> **SHORT EXERCISE**
Using the data below, gather each line that includes the word "disciplinas".

> **PROVIDED INFORMATION**
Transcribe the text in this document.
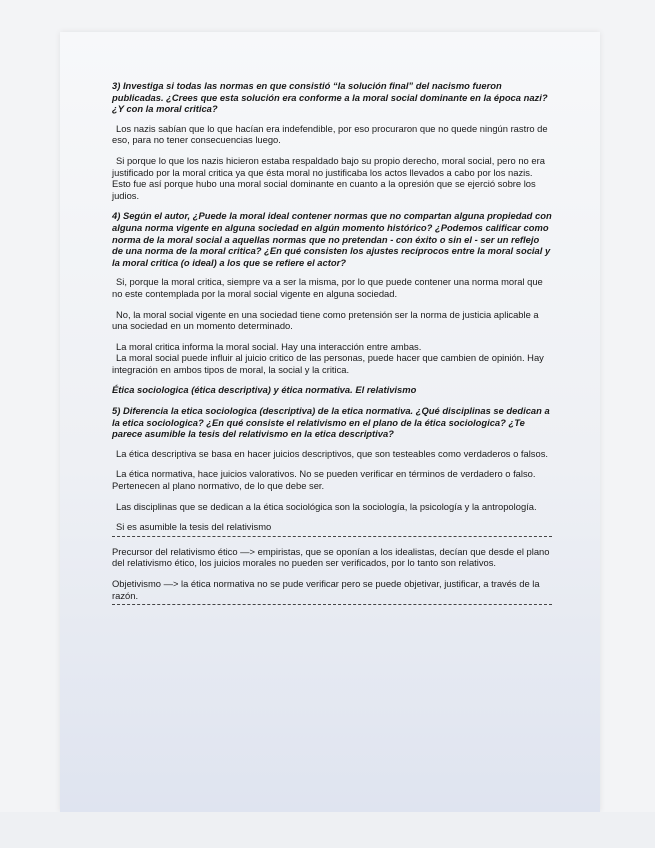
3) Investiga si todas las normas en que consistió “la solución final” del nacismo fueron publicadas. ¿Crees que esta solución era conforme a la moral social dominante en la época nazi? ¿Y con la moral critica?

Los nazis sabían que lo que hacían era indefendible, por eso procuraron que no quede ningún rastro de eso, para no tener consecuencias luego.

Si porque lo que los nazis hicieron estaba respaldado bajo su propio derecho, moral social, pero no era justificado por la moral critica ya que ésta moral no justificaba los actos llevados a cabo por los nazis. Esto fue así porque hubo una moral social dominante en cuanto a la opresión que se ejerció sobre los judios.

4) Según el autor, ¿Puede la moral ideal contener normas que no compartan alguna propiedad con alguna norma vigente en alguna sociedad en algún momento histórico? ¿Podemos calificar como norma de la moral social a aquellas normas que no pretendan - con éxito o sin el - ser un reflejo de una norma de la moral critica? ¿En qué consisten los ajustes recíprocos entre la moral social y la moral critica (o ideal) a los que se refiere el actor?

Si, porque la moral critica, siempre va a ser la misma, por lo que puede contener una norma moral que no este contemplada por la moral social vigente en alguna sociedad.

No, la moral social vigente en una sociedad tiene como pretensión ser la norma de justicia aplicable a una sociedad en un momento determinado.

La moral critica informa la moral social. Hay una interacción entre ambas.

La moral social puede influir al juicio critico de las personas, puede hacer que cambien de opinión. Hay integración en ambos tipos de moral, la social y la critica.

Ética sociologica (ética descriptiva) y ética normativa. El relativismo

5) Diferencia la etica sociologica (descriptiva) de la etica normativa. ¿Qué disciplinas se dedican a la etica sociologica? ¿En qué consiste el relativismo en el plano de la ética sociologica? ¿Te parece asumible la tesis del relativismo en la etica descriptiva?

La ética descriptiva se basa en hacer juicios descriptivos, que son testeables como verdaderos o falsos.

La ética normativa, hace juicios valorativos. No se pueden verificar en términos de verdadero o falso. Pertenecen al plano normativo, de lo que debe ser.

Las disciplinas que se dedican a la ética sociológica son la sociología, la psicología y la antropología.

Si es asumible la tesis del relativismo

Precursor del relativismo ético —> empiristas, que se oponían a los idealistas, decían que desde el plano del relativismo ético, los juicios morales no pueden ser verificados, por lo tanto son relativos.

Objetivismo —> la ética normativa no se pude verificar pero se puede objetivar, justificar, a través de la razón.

> **TASK RESULT**
5) Diferencia la etica sociologica (descriptiva) de la etica normativa. ¿Qué disciplinas se dedican a la etica sociologica? ¿En qué consiste el relativismo en el plano de la ética sociologica? ¿Te parece asumible la tesis del relativismo en la etica descriptiva?
Las disciplinas que se dedican a la ética sociológica son la sociología, la psicología y la antropología.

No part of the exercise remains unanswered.